--- Given passage ---
+--

EFQ: As you have noted elsewhere, migrant workers, especially those who work in the informal economy, often face multiple violations of their labor rights (Carella, quoted in IOM 2018b). What, if anything, is particular about migrant rights in regions of the “global South,” such as North Africa, Central America, and the Caribbean?
FC: The fulfillment and protection of migrant workers’ human rights (labor rights being part of these) is a challenge worldwide. However, some aggravating circumstances contribute to an increase in violations of these rights: these include an irregular status (i.e., being an irregular or undocumented migrant) and working in the informal economy—or more accurately, being in informal employment.
The existence and growth of informal employment, both in origin and destination countries, is closely related to irregular labor migration flows. Vibrant “underground economies” characterize many countries of the “global South,” and these are attractive for different reasons for undocumented migrant workers, while often increasing profits for employers and reducing costs for consumers. This is particularly common in countries that do not have functioning labor market and migration policies, which are supposed to match the needs of the labor market (job opportunities) with the workers (job seekers) available not only nationally, but also internationally.
Measures to transition from the informal to the formal economy (which, incidentally, are the subject of a dedicated international labor standard: ILO Recommendation 204 from 2015)9 can be implemented, including in countries of the global South, and should take account of gender-specific challenges to formalization, while also ensuring equality of treatment for all workers, regardless of nationality, as a means of preventing a “race to the bottom” in wages and working conditions, also known as social dumping. The opening of more regular migration channels can also be beneficial: there is an urgent need to address the disconnect between existing labor market needs and the willingness of governments to open up more regular permanent or temporary migration channels to meet these needs, especially in low-wage sectors. We can see this not only in the “global North,” but also in several countries of Latin America (e.g., the agriculture and construction sectors of Costa Rica, the Dominican Republic, and Panama require migrant workers to function adequately), and increasingly so in some parts of North Africa (for instance, with Morocco gradually opening its labor market to West Africans).
EFQ: Do you think that it is helpful or dangerous to think about migrant rights through the lens of “South-South migration”?

+--

--- Tasks to complete ---
(A) Reproduce the interview on migrant workers' rights starting at "EFQ: As you" and ending at "and the Caribbean?", changing "Central America" to "Southeast Asia".
(B) Write what comes next in the interview on migrant workers' rights, picking up after its final line.

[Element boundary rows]
+--

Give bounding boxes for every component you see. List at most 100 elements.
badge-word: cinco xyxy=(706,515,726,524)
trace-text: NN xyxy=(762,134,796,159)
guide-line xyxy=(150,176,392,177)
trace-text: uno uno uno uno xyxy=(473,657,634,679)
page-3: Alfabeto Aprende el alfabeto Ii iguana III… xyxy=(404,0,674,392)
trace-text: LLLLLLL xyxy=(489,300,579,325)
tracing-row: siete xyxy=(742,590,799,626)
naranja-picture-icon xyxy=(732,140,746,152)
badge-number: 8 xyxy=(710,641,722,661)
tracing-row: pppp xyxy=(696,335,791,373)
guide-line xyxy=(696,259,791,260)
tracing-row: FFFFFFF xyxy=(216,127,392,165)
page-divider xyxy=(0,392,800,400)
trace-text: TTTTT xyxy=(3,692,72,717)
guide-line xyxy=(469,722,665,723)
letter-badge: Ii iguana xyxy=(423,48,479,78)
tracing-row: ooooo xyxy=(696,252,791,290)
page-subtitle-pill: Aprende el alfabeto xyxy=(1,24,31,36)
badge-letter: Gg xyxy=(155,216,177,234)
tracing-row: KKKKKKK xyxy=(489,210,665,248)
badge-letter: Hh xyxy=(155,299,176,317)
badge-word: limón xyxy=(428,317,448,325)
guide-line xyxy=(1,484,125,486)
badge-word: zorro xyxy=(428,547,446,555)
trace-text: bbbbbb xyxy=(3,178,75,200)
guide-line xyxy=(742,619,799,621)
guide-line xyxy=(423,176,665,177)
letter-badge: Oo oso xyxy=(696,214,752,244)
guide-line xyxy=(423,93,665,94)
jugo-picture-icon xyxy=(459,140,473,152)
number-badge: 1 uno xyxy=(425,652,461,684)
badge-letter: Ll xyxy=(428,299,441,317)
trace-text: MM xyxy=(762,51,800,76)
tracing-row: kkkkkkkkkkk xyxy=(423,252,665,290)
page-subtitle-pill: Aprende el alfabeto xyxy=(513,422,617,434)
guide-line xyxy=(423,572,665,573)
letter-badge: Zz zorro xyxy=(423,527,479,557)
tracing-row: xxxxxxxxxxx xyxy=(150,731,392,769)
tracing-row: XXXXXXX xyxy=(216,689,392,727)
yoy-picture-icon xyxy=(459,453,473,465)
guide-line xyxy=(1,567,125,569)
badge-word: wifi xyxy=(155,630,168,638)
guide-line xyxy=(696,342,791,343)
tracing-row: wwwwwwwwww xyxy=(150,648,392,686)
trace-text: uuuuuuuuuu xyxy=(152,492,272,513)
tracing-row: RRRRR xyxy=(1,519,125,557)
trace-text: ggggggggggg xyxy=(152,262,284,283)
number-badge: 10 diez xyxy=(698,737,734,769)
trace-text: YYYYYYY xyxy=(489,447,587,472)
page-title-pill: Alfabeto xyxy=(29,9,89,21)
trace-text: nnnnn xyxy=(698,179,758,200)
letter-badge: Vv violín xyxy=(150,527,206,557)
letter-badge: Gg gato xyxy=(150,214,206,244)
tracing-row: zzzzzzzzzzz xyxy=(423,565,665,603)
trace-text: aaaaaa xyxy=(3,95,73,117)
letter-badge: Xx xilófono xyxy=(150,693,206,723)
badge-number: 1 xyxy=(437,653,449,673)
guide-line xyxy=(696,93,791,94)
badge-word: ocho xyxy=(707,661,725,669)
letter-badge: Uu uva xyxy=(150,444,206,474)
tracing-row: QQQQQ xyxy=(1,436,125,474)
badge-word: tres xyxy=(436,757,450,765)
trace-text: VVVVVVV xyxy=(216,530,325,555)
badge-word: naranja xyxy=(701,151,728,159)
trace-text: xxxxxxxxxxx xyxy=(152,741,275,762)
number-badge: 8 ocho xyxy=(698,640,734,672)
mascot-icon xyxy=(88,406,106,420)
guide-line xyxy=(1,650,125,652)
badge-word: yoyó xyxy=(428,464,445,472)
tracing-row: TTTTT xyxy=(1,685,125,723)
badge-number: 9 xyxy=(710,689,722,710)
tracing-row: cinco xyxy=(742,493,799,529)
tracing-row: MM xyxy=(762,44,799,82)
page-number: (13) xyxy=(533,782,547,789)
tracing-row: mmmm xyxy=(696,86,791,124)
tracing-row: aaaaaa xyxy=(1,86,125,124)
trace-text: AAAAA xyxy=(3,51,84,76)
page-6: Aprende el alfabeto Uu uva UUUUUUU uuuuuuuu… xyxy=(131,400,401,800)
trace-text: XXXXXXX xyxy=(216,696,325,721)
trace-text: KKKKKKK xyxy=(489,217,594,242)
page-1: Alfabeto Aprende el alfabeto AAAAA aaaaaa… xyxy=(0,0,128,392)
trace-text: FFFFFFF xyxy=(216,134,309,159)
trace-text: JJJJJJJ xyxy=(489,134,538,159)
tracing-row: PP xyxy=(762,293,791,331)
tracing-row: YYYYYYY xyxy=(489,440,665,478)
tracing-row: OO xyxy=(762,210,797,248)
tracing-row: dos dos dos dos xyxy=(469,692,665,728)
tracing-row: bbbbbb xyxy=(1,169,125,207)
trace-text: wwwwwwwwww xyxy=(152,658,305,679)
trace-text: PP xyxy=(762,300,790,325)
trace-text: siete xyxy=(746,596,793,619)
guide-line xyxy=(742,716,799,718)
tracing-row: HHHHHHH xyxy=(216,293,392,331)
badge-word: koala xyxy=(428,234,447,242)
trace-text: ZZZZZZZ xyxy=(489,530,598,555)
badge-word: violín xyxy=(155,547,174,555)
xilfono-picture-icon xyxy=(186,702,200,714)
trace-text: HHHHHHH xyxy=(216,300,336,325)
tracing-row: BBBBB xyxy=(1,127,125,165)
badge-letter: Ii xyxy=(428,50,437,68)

+--

--- Exercise results ---
(A)
EFQ: As you have noted elsewhere, migrant workers, especially those who work in the informal economy, often face multiple violations of their labor rights (Carella, quoted in IOM 2018b). What, if anything, is particular about migrant rights in regions of the “global South,” such as North Africa, Southeast Asia, and the Caribbean?

(B)
FC: Rights are rights. One key principle about human rights is their universality: they should apply indifferently and equally to any human being, in any region of the world. Granted, this principle is often not reflected in reality.
Labor rights are part of human rights. I make specific reference to labor rights because, crucially, the three existing, legally binding, human rights standards on migration (ILO Conventions 97 and 143 and the 1990 International Convention on Migrant Workers’ Rights)10 refer and apply to migrant workers specifically, as well as their family members. To this day there is no legally binding international instrument that grants specific rights to migrants as such (in contrast to the case of refugees, who do have specific rights, first and foremost the right to non- refoulement, by virtue of their status).11 Of course, migrants enjoy fundamental human rights, by virtue of being human beings, and may enjoy labor rights, if they are workers. They do not enjoy any specific rights for being migrants.
Against this backdrop, it is unsurprising that the recently adopted Global Compact on a Safe, Regular and Orderly Migration (GCM) was born as a nonbinding instrument, not an international treaty. At a time of widespread anti-immigrant sentiments and political rhetoric in so many countries, it seems very unlikely that any government would suggest the development of a legally binding instrument on migrant rights in the near future.
While labor migration can bring benefits to migrant workers and their families, and to countries of origin and destination, it also entails costs for migrant workers, including the denial of fundamental principles and rights at work, high recruitment fees and related costs, wage penalties, poor working and employment conditions, mismatch of migrant skills to available jobs, family separation, and lack of social protection. These costs are not felt evenly among migrant workers: they are often intensified by intersecting factors such as gender, age, race, migration status, and geographic location, which is where the South-South dimension comes into play.
In a South-South migration context, I have often found that countries that see themselves as (exclusively or mostly) countries of origin will promptly go ahead and ratify binding international treaties, with the key objective of ensuring protection for the rights of their own nationals abroad. Nevertheless, as they start transitioning toward becoming countries of transit and destination of migration, they will probably be much less forthcoming in advocating for the application of those treaties for the benefit of migrants on their own soil.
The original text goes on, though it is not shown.